Extract every line of the material that holds the string "structured".

--- START OF Information given ---

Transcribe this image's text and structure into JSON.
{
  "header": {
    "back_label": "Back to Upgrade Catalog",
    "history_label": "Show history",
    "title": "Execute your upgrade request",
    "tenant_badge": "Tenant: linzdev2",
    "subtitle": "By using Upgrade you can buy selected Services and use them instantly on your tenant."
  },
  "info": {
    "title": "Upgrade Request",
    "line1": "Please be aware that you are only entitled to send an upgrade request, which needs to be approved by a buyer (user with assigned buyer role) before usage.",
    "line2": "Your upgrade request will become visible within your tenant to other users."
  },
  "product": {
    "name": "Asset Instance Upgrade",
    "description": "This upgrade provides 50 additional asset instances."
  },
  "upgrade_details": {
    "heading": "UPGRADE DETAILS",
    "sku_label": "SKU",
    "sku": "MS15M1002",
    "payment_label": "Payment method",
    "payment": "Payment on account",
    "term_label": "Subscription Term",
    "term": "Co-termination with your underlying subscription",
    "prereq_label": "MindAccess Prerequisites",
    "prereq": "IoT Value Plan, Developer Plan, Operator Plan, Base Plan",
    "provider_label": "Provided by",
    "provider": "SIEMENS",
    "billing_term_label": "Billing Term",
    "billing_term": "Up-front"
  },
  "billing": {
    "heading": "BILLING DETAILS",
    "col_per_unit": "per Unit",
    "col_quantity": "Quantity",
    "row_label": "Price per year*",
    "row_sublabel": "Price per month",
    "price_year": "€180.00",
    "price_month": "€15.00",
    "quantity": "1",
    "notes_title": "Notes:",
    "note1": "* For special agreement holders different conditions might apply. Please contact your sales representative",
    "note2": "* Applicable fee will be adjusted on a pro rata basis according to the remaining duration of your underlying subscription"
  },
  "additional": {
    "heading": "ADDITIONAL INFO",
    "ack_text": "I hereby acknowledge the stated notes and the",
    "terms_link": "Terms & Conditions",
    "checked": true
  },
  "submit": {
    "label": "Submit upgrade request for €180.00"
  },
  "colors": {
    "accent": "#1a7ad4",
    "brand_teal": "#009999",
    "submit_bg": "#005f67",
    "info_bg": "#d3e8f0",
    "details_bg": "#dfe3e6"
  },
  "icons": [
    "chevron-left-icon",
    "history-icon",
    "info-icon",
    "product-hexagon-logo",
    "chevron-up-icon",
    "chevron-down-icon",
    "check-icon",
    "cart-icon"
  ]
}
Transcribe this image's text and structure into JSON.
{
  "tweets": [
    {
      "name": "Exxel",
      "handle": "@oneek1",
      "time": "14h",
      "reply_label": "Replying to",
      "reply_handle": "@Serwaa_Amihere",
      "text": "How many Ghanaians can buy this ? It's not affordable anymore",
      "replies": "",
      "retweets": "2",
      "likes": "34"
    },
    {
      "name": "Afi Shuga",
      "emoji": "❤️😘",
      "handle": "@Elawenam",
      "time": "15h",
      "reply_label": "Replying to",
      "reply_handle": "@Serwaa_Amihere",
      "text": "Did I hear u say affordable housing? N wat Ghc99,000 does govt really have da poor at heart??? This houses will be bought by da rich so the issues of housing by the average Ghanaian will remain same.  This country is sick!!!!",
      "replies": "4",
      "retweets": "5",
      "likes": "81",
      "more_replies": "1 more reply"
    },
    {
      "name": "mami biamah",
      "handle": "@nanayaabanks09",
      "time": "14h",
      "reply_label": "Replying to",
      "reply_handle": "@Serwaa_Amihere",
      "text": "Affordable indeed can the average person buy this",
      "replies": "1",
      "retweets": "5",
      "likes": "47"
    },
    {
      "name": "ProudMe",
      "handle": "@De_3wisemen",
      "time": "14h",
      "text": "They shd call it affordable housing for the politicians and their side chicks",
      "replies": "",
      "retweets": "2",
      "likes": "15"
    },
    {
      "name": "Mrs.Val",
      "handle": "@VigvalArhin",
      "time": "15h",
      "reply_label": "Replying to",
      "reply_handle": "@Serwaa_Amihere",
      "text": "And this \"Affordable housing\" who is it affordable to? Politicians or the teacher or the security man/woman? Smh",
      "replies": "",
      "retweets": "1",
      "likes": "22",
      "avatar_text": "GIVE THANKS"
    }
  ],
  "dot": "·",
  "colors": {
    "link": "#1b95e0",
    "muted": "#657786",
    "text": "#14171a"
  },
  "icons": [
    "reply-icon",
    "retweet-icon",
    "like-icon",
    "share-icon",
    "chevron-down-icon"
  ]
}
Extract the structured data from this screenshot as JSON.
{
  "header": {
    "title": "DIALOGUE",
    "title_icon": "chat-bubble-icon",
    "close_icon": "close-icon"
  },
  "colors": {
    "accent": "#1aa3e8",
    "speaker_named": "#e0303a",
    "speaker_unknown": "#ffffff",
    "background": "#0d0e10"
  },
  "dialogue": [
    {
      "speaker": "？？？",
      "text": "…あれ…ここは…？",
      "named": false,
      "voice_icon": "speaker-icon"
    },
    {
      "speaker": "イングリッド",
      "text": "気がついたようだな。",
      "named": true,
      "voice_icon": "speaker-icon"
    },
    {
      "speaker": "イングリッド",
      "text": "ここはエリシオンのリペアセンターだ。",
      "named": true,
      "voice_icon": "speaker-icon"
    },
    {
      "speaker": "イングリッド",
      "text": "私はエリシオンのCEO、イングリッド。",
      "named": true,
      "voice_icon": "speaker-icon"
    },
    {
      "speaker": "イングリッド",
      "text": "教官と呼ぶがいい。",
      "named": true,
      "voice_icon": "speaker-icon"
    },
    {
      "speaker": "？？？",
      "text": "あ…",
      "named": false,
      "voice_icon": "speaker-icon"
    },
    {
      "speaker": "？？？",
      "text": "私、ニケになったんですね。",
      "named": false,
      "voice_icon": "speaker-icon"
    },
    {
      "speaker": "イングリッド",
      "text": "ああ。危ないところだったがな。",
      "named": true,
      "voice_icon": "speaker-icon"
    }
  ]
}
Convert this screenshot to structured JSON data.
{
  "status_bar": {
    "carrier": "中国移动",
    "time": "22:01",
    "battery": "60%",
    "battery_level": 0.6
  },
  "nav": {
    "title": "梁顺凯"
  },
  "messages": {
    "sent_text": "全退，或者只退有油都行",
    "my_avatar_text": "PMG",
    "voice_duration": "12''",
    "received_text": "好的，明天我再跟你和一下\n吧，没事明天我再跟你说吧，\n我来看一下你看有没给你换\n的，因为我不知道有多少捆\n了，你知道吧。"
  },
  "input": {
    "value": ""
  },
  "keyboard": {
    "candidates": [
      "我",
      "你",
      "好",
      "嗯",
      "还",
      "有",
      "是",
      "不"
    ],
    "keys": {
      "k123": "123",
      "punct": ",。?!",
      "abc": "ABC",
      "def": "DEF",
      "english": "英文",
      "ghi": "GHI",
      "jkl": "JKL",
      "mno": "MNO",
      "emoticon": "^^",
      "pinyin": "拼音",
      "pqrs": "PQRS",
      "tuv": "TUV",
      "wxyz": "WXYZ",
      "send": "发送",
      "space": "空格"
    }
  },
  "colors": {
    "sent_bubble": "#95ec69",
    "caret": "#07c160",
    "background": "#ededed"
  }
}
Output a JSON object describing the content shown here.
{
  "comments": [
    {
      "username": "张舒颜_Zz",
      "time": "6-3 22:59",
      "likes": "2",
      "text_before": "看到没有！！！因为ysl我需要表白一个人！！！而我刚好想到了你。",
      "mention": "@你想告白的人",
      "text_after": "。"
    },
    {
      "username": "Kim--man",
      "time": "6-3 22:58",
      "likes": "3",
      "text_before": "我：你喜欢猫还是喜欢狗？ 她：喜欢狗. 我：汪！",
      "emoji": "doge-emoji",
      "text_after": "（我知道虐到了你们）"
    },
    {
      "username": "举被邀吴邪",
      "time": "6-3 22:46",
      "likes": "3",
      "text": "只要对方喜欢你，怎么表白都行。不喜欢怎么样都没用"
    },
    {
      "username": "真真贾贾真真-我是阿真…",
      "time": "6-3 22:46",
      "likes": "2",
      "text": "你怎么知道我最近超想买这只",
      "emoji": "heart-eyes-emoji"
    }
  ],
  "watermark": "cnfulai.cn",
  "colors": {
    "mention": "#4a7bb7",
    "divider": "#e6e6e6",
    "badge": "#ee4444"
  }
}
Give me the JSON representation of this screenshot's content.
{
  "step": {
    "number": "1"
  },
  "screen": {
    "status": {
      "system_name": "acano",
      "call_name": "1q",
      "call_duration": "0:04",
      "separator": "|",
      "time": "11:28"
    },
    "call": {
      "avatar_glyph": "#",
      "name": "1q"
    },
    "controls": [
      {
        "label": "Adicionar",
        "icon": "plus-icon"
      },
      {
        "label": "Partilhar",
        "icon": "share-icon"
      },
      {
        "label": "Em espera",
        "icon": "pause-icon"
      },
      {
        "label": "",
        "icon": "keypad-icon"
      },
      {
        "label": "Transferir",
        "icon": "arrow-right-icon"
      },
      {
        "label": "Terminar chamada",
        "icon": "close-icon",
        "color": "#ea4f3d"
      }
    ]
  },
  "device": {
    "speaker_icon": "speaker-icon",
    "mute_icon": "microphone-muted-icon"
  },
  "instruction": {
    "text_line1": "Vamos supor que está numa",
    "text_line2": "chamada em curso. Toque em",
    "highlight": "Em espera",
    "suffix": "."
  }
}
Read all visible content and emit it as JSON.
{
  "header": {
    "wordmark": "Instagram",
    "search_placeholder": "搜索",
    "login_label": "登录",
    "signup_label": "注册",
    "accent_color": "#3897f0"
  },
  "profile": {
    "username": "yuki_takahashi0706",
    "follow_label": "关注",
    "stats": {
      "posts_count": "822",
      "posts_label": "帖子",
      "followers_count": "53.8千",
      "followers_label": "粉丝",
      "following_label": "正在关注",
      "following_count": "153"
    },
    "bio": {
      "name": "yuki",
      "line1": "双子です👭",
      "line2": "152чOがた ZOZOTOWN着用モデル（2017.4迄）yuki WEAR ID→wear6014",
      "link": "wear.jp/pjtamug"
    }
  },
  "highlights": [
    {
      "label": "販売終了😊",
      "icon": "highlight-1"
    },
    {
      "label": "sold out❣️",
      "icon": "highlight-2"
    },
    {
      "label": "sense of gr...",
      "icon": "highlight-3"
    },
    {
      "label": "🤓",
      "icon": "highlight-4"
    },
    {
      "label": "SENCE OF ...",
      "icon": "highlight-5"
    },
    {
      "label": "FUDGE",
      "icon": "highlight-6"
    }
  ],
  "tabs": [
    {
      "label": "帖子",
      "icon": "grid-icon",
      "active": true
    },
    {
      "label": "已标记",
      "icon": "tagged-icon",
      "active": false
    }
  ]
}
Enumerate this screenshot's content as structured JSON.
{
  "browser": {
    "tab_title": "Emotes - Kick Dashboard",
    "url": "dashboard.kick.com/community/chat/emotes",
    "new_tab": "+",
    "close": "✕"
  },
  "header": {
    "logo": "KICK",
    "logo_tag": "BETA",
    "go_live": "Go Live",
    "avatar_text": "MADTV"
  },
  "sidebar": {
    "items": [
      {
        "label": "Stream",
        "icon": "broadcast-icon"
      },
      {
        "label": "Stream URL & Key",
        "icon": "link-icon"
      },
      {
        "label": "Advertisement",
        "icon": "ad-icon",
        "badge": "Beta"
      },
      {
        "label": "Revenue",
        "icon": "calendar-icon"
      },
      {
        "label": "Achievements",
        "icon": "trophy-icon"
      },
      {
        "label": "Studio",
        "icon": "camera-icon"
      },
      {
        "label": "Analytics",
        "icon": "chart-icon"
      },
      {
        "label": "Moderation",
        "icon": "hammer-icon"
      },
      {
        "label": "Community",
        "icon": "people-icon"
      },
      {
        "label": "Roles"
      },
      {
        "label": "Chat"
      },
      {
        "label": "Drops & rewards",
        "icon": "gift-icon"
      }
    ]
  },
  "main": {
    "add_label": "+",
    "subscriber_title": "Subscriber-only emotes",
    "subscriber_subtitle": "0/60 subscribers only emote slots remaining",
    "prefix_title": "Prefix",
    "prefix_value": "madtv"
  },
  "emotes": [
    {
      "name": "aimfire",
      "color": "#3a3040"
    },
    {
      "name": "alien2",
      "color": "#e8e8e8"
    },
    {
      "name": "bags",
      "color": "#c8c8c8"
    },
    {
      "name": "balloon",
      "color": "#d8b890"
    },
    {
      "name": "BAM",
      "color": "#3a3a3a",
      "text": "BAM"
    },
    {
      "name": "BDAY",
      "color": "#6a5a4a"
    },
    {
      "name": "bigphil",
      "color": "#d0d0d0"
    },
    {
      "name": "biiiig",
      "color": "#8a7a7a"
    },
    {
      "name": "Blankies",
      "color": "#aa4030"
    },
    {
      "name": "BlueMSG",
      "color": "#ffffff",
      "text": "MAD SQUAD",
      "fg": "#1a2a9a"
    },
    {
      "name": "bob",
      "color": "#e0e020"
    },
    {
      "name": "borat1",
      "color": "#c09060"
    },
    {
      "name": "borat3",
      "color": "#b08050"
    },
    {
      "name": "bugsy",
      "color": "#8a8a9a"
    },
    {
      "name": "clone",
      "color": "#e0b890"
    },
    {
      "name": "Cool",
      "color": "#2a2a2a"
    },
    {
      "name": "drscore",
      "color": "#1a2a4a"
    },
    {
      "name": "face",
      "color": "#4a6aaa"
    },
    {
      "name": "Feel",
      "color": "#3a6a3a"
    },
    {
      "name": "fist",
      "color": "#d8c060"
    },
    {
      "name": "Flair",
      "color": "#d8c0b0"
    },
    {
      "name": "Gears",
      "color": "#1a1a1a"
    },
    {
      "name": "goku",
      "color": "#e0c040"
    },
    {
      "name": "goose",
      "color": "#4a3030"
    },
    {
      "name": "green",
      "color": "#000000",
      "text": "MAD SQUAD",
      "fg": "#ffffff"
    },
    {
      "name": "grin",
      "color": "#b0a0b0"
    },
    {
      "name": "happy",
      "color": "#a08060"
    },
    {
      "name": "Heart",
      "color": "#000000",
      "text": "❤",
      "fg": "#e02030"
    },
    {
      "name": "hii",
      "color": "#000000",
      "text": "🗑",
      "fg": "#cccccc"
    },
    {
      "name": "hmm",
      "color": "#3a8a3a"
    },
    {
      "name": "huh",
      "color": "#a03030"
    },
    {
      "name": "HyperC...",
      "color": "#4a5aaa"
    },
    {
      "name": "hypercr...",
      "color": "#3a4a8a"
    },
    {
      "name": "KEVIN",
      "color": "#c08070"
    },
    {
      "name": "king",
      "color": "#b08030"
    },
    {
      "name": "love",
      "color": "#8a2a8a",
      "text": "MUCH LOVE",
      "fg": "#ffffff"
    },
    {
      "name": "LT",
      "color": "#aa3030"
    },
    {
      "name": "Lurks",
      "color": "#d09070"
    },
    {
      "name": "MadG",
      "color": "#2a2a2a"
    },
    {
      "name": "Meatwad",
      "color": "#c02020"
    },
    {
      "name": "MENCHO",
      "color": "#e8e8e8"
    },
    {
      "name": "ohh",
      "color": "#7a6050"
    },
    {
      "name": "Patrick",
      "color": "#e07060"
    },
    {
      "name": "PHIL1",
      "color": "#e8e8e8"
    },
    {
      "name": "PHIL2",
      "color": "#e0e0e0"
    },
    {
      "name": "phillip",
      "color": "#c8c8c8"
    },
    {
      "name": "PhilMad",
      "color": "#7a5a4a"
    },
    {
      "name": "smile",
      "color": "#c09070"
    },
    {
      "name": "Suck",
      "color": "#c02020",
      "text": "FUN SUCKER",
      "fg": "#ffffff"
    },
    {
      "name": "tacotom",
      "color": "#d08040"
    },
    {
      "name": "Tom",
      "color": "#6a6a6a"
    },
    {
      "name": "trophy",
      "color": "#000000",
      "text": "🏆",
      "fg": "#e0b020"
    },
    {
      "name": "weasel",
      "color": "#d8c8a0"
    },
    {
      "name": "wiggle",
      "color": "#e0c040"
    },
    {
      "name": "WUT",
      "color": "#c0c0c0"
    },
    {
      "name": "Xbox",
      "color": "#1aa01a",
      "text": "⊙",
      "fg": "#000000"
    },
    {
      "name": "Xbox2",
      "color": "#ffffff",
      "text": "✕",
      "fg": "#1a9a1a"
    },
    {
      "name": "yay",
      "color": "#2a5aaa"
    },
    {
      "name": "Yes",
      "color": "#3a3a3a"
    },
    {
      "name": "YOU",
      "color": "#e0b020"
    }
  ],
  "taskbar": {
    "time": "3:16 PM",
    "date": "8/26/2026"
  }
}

--- END OF Information given ---

Result of the exercise:
Extract the structured data from this screenshot as JSON.
Convert this screenshot to structured JSON data.
Enumerate this screenshot's content as structured JSON.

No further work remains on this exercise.